WHAT TO WORK ON: The records below must be output exactly, without pictures.

GIVEN DATA:

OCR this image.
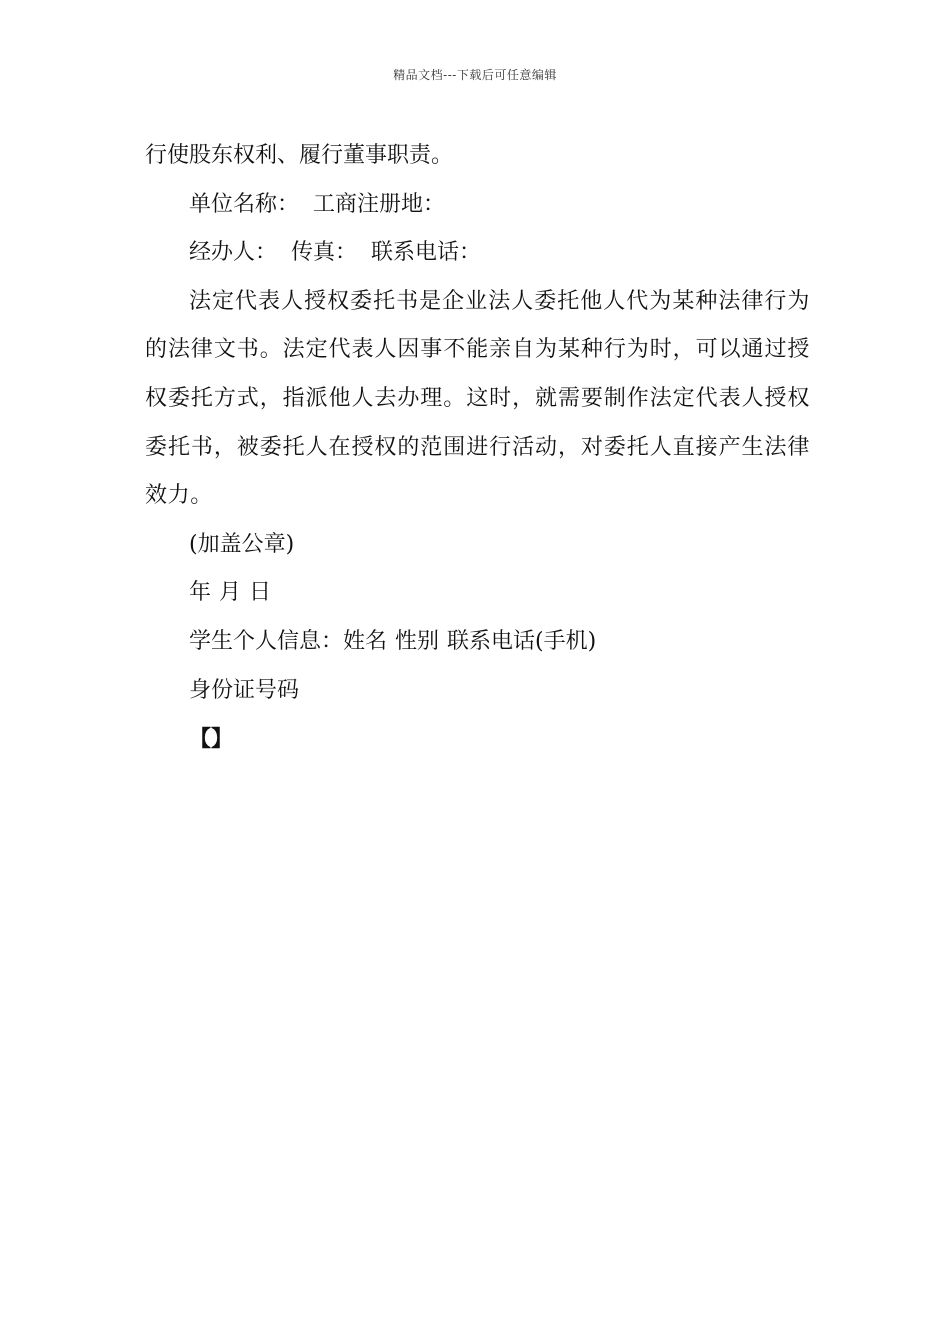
精品文档---下载后可任意编辑

行使股东权利、履行董事职责。

单位名称： 工商注册地：

经办人： 传真： 联系电话：

法定代表人授权委托书是企业法人委托他人代为某种法律行为的法律文书。法定代表人因事不能亲自为某种行为时，可以通过授权委托方式，指派他人去办理。这时，就需要制作法定代表人授权委托书，被委托人在授权的范围进行活动，对委托人直接产生法律效力。

(加盖公章)

年 月 日

学生个人信息：姓名 性别 联系电话(手机)

身份证号码

【】
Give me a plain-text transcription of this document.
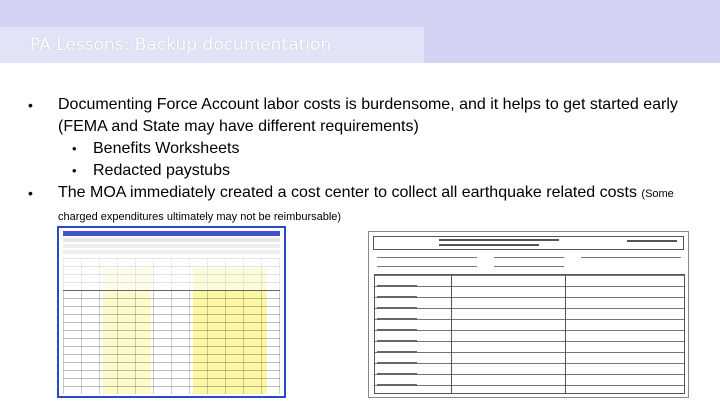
PA Lessons: Backup documentation
• Documenting Force Account labor costs is burdensome, and it helps to get started early (FEMA and State may have different requirements)
• Benefits Worksheets
• Redacted paystubs
• The MOA immediately created a cost center to collect all earthquake related costs (Some charged expenditures ultimately may not be reimbursable)
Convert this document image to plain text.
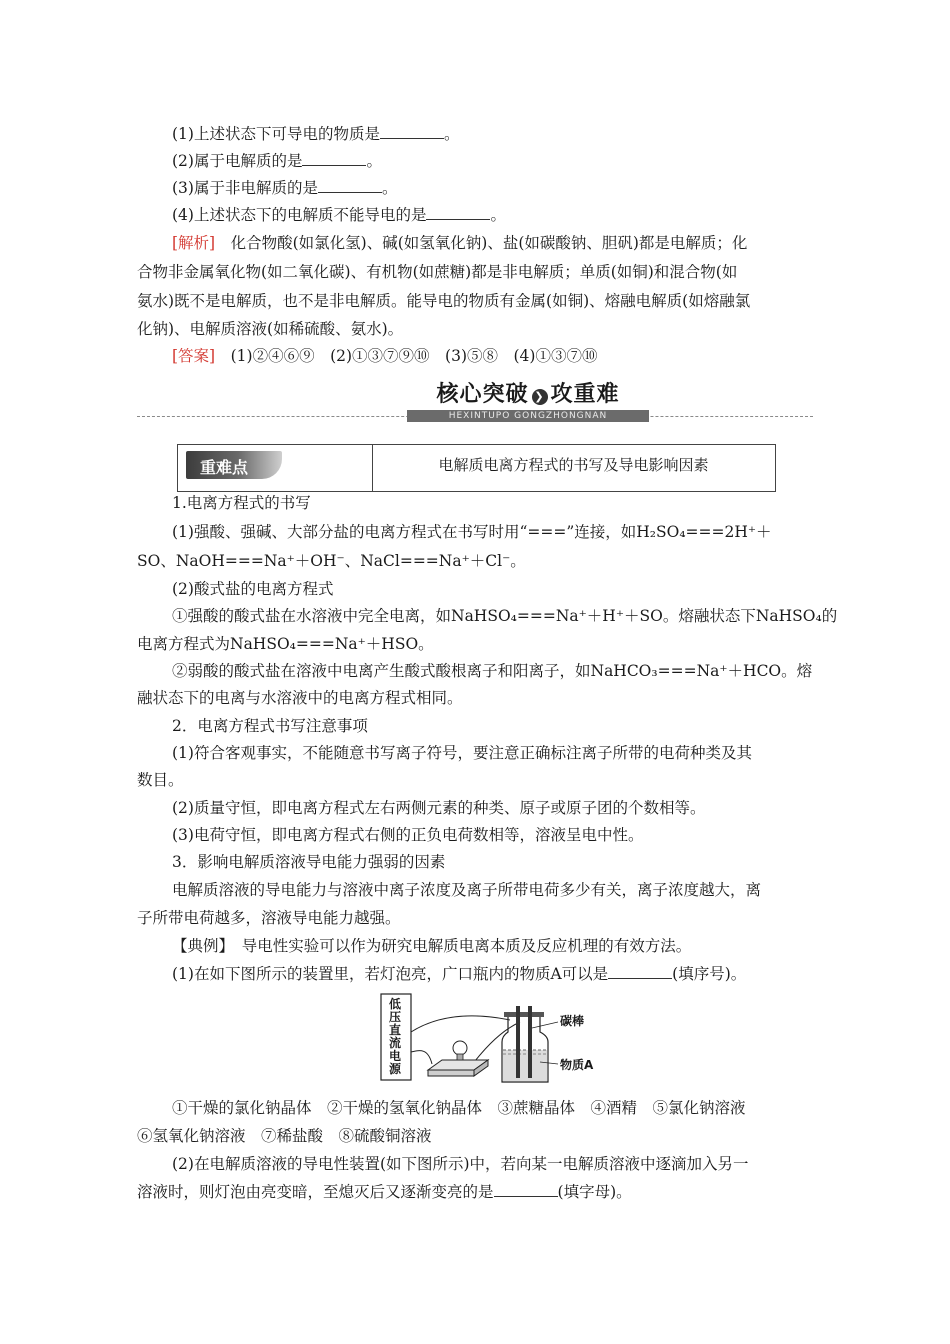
(1)上述状态下可导电的物质是	。
(2)属于电解质的是	。
(3)属于非电解质的是	。
(4)上述状态下的电解质不能导电的是	。
[解析]　 化合物酸(如氯化氢)、碱(如氢氧化钠)、盐(如碳酸钠、胆矾)都是电解质；化
合物非金属氧化物(如二氧化碳)、有机物(如蔗糖)都是非电解质；单质(如铜)和混合物(如
氨水)既不是电解质，也不是非电解质。能导电的物质有金属(如铜)、熔融电解质(如熔融氯
化钠)、电解质溶液(如稀硫酸、氨水)。
[答案]　 (1)②④⑥⑨　(2)①③⑦⑨⑩　(3)⑤⑧　(4)①③⑦⑩
核心突破 ❯ 攻重难
HEXINTUPO GONGZHONGNAN
重难点	电解质电离方程式的书写及导电影响因素
1.电离方程式的书写
(1)强酸、强碱、大部分盐的电离方程式在书写时用“===”连接，如H₂SO₄===2H⁺＋
SO、NaOH===Na⁺＋OH⁻、NaCl===Na⁺＋Cl⁻。
(2)酸式盐的电离方程式
①强酸的酸式盐在水溶液中完全电离，如NaHSO₄===Na⁺＋H⁺＋SO。熔融状态下NaHSO₄的
电离方程式为NaHSO₄===Na⁺＋HSO。
②弱酸的酸式盐在溶液中电离产生酸式酸根离子和阳离子，如NaHCO₃===Na⁺＋HCO。熔
融状态下的电离与水溶液中的电离方程式相同。
2．电离方程式书写注意事项
(1)符合客观事实，不能随意书写离子符号，要注意正确标注离子所带的电荷种类及其
数目。
(2)质量守恒，即电离方程式左右两侧元素的种类、原子或原子团的个数相等。
(3)电荷守恒，即电离方程式右侧的正负电荷数相等，溶液呈电中性。
3．影响电解质溶液导电能力强弱的因素
电解质溶液的导电能力与溶液中离子浓度及离子所带电荷多少有关，离子浓度越大，离
子所带电荷越多，溶液导电能力越强。
【典例】　 导电性实验可以作为研究电解质电离本质及反应机理的有效方法。
(1)在如下图所示的装置里，若灯泡亮，广口瓶内的物质A可以是	(填序号)。
低压直流电源
碳棒
物质A
①干燥的氯化钠晶体　②干燥的氢氧化钠晶体　③蔗糖晶体　④酒精　⑤氯化钠溶液
⑥氢氧化钠溶液　⑦稀盐酸　⑧硫酸铜溶液
(2)在电解质溶液的导电性装置(如下图所示)中，若向某一电解质溶液中逐滴加入另一
溶液时，则灯泡由亮变暗，至熄灭后又逐渐变亮的是	(填字母)。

TASK ANSWER:
OCR this image.
精品文档---下载后可任意编辑

行使股东权利、履行董事职责。

单位名称： 工商注册地：

经办人： 传真： 联系电话：

法定代表人授权委托书是企业法人委托他人代为某种法律行为的法律文书。法定代表人因事不能亲自为某种行为时，可以通过授权委托方式，指派他人去办理。这时，就需要制作法定代表人授权委托书，被委托人在授权的范围进行活动，对委托人直接产生法律效力。

(加盖公章)

年 月 日

学生个人信息：姓名 性别 联系电话(手机)

身份证号码

【】
Give me a plain-text transcription of this document.
PA Lessons: Backup documentation
• Documenting Force Account labor costs is burdensome, and it helps to get started early (FEMA and State may have different requirements)
• Benefits Worksheets
• Redacted paystubs
• The MOA immediately created a cost center to collect all earthquake related costs (Some charged expenditures ultimately may not be reimbursable)
Convert this document image to plain text.
(1)上述状态下可导电的物质是	。
(2)属于电解质的是	。
(3)属于非电解质的是	。
(4)上述状态下的电解质不能导电的是	。
[解析]　 化合物酸(如氯化氢)、碱(如氢氧化钠)、盐(如碳酸钠、胆矾)都是电解质；化
合物非金属氧化物(如二氧化碳)、有机物(如蔗糖)都是非电解质；单质(如铜)和混合物(如
氨水)既不是电解质，也不是非电解质。能导电的物质有金属(如铜)、熔融电解质(如熔融氯
化钠)、电解质溶液(如稀硫酸、氨水)。
[答案]　 (1)②④⑥⑨　(2)①③⑦⑨⑩　(3)⑤⑧　(4)①③⑦⑩
核心突破 ❯ 攻重难
HEXINTUPO GONGZHONGNAN
重难点	电解质电离方程式的书写及导电影响因素
1.电离方程式的书写
(1)强酸、强碱、大部分盐的电离方程式在书写时用“===”连接，如H₂SO₄===2H⁺＋
SO、NaOH===Na⁺＋OH⁻、NaCl===Na⁺＋Cl⁻。
(2)酸式盐的电离方程式
①强酸的酸式盐在水溶液中完全电离，如NaHSO₄===Na⁺＋H⁺＋SO。熔融状态下NaHSO₄的
电离方程式为NaHSO₄===Na⁺＋HSO。
②弱酸的酸式盐在溶液中电离产生酸式酸根离子和阳离子，如NaHCO₃===Na⁺＋HCO。熔
融状态下的电离与水溶液中的电离方程式相同。
2．电离方程式书写注意事项
(1)符合客观事实，不能随意书写离子符号，要注意正确标注离子所带的电荷种类及其
数目。
(2)质量守恒，即电离方程式左右两侧元素的种类、原子或原子团的个数相等。
(3)电荷守恒，即电离方程式右侧的正负电荷数相等，溶液呈电中性。
3．影响电解质溶液导电能力强弱的因素
电解质溶液的导电能力与溶液中离子浓度及离子所带电荷多少有关，离子浓度越大，离
子所带电荷越多，溶液导电能力越强。
【典例】　 导电性实验可以作为研究电解质电离本质及反应机理的有效方法。
(1)在如下图所示的装置里，若灯泡亮，广口瓶内的物质A可以是	(填序号)。
低压直流电源
碳棒
物质A
①干燥的氯化钠晶体　②干燥的氢氧化钠晶体　③蔗糖晶体　④酒精　⑤氯化钠溶液
⑥氢氧化钠溶液　⑦稀盐酸　⑧硫酸铜溶液
(2)在电解质溶液的导电性装置(如下图所示)中，若向某一电解质溶液中逐滴加入另一
溶液时，则灯泡由亮变暗，至熄灭后又逐渐变亮的是	(填字母)。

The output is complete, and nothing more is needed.